((
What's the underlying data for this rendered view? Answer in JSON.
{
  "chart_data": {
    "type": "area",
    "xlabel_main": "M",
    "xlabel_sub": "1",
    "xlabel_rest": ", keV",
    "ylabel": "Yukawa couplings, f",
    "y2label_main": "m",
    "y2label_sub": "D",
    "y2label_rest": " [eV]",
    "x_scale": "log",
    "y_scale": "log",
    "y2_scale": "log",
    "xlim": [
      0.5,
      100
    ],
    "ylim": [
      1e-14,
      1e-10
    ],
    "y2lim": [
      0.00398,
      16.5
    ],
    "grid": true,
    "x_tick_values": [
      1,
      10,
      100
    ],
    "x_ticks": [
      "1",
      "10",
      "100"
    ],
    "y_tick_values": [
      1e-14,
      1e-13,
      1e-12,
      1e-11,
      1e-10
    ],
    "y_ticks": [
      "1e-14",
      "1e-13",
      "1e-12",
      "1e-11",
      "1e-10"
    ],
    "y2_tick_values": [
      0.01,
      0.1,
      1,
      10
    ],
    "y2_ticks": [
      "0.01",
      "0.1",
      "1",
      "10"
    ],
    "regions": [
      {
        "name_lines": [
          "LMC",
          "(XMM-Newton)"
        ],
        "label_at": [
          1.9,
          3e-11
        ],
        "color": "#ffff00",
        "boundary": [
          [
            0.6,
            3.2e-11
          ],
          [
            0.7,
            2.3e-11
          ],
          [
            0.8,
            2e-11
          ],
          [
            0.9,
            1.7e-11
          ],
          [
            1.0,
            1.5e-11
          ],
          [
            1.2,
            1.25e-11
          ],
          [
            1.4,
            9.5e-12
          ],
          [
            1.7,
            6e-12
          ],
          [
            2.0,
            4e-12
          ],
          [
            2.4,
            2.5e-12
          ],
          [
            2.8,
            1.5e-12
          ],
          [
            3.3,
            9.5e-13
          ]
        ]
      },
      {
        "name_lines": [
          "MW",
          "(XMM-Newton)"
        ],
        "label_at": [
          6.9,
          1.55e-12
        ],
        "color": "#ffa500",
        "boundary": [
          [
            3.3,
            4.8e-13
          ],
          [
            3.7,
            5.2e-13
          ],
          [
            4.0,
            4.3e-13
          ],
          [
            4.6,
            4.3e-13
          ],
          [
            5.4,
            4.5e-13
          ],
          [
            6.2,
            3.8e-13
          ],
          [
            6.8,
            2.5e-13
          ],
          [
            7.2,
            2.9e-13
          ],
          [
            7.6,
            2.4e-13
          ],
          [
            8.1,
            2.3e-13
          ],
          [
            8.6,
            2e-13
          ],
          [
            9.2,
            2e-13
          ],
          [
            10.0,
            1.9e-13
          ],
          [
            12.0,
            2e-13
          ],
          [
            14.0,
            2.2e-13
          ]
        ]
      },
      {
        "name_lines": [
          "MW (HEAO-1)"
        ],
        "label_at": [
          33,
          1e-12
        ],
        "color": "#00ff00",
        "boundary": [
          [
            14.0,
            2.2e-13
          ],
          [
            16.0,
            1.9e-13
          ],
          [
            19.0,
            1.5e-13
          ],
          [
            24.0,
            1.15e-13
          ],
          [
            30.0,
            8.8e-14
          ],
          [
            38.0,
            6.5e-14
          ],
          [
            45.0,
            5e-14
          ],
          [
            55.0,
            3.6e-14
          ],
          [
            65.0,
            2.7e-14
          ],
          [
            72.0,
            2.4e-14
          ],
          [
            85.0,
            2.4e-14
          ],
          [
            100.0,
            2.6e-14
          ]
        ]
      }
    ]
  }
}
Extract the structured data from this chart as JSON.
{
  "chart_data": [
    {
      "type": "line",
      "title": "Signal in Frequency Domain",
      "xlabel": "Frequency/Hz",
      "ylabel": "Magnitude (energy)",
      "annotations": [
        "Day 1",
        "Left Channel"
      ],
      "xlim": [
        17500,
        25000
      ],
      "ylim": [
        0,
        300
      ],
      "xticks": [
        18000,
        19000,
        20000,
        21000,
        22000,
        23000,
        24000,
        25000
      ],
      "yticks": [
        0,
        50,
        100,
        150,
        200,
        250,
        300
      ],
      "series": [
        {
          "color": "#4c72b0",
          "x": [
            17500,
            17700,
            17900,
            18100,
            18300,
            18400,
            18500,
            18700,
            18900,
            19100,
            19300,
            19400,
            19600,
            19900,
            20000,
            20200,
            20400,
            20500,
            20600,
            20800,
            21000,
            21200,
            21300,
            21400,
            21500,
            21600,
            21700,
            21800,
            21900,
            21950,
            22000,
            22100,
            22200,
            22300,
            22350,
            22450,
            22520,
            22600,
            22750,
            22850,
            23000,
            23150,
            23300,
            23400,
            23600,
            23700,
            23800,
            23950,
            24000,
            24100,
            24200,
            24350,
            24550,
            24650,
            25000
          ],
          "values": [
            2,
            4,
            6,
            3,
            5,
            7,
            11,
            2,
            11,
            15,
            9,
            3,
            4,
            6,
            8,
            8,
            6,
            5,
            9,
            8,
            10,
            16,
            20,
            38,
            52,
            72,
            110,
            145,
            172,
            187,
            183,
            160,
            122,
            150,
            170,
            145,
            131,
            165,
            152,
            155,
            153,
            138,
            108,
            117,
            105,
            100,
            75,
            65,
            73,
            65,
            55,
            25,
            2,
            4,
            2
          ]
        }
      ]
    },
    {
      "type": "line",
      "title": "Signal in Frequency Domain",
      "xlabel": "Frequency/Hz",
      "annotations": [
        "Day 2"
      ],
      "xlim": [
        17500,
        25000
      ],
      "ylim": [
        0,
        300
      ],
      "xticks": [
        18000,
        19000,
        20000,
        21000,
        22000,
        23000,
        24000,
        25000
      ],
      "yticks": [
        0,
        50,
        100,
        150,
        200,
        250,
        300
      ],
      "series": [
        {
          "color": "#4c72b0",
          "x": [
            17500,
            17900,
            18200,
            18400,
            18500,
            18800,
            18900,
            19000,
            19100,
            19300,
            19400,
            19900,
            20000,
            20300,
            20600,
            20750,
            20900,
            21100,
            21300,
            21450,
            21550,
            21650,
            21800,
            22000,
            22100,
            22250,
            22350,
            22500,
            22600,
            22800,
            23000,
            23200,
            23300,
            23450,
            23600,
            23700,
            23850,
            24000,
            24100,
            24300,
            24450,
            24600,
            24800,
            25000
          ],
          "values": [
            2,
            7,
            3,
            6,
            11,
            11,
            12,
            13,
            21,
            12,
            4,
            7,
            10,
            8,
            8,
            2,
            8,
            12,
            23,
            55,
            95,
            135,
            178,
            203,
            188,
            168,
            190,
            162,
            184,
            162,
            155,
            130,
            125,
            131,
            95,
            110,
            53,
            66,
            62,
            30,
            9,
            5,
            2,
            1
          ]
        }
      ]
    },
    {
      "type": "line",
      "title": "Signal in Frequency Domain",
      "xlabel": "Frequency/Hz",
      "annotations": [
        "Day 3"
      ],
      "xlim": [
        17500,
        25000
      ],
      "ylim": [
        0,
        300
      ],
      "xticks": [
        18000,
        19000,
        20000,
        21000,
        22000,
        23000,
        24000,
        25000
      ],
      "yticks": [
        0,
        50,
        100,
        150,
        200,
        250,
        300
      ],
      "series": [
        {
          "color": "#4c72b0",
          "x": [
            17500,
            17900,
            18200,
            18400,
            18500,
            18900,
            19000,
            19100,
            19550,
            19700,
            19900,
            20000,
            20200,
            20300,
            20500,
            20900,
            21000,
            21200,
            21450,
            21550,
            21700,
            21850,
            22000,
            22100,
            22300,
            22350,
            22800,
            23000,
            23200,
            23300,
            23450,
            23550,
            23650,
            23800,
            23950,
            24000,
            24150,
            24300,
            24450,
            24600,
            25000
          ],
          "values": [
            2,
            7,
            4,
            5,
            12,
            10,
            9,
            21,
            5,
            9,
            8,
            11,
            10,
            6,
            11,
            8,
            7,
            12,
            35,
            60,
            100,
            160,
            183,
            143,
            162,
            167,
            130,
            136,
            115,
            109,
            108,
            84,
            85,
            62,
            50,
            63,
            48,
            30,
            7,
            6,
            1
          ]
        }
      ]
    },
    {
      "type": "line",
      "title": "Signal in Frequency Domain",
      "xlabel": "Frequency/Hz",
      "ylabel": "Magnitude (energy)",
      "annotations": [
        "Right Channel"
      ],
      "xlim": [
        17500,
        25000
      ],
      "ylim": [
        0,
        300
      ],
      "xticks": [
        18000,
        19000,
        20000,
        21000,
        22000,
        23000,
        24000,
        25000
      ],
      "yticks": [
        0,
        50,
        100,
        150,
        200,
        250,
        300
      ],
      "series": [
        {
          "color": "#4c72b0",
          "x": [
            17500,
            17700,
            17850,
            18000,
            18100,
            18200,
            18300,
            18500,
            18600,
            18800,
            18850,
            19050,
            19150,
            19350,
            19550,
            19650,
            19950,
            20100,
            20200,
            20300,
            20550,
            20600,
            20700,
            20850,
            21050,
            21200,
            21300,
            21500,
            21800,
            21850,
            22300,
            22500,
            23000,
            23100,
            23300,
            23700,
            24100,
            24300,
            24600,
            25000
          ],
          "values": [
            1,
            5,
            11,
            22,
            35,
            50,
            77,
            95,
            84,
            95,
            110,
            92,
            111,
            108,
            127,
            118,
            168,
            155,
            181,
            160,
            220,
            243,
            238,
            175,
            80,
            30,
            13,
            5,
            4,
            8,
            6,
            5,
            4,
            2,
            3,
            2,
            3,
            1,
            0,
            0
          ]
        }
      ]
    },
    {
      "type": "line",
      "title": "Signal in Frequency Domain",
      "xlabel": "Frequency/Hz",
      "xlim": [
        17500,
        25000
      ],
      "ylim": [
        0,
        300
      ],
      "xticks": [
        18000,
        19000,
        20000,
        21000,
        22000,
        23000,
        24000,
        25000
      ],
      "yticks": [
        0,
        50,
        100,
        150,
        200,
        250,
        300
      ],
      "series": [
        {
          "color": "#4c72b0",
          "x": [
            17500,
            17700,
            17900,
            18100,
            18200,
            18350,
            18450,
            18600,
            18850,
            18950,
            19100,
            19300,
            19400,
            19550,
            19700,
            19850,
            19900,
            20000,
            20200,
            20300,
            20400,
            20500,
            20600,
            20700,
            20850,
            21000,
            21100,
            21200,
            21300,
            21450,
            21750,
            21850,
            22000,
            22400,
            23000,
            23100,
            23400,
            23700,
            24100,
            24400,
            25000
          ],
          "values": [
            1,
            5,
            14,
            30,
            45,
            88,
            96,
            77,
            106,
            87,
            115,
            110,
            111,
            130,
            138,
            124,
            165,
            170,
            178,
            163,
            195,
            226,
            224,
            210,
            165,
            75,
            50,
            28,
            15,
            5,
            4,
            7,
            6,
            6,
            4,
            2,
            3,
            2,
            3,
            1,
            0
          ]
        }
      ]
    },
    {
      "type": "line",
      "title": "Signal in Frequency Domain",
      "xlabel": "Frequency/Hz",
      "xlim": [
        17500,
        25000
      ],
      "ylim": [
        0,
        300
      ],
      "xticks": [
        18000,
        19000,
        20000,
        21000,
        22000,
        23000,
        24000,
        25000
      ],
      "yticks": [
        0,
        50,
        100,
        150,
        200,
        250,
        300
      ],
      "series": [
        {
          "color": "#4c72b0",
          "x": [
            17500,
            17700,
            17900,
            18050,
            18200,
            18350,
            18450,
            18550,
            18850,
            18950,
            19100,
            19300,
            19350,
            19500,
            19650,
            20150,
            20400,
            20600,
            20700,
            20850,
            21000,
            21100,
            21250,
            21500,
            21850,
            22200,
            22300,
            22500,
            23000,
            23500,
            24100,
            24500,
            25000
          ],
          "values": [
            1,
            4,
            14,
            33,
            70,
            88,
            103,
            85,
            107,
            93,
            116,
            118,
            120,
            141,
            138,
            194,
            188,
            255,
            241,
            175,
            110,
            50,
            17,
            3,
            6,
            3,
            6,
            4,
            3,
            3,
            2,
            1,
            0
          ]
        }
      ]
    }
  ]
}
))
[Aim of the task] From the entries above, copy every line containing the word "JSON".

[Result for this task]
What's the underlying data for this rendered view? Answer in JSON.
Extract the structured data from this chart as JSON.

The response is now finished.